* **Exercise objective**
Please transcribe the data that follows without the pictures, keeping every word the same.

===== Data in this exercise

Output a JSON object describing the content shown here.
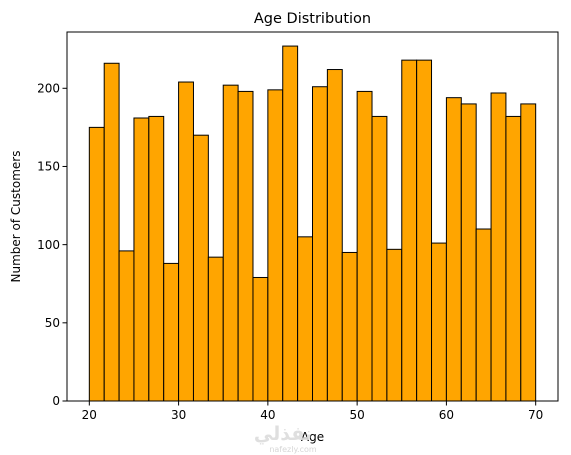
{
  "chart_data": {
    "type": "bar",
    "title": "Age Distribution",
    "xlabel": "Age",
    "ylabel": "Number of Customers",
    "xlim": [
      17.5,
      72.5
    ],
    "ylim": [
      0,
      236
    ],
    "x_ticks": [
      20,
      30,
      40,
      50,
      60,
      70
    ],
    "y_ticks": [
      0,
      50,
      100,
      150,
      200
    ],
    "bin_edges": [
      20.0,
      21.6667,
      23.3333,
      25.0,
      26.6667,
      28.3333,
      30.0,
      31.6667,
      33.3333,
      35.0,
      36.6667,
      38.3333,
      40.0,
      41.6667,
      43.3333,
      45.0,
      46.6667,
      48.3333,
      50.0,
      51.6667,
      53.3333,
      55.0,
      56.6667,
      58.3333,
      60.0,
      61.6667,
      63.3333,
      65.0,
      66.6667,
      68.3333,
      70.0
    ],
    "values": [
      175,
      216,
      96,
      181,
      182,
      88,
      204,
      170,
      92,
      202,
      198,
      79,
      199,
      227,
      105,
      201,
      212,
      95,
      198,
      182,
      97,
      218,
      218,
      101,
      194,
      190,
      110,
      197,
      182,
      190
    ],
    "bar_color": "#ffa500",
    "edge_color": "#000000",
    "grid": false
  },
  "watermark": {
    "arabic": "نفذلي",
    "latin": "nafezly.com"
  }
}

==========

* **Finished exercise**
Output a JSON object describing the content shown here.
{
  "chart_data": {
    "type": "bar",
    "title": "Age Distribution",
    "xlabel": "Age",
    "ylabel": "Number of Customers",
    "xlim": [
      17.5,
      72.5
    ],
    "ylim": [
      0,
      236
    ],
    "x_ticks": [
      20,
      30,
      40,
      50,
      60,
      70
    ],
    "y_ticks": [
      0,
      50,
      100,
      150,
      200
    ],
    "bin_edges": [
      20.0,
      21.6667,
      23.3333,
      25.0,
      26.6667,
      28.3333,
      30.0,
      31.6667,
      33.3333,
      35.0,
      36.6667,
      38.3333,
      40.0,
      41.6667,
      43.3333,
      45.0,
      46.6667,
      48.3333,
      50.0,
      51.6667,
      53.3333,
      55.0,
      56.6667,
      58.3333,
      60.0,
      61.6667,
      63.3333,
      65.0,
      66.6667,
      68.3333,
      70.0
    ],
    "values": [
      175,
      216,
      96,
      181,
      182,
      88,
      204,
      170,
      92,
      202,
      198,
      79,
      199,
      227,
      105,
      201,
      212,
      95,
      198,
      182,
      97,
      218,
      218,
      101,
      194,
      190,
      110,
      197,
      182,
      190
    ],
    "bar_color": "#ffa500",
    "edge_color": "#000000",
    "grid": false
  },
  "watermark": {
    "arabic": "نفذلي",
    "latin": "nafezly.com"
  }
}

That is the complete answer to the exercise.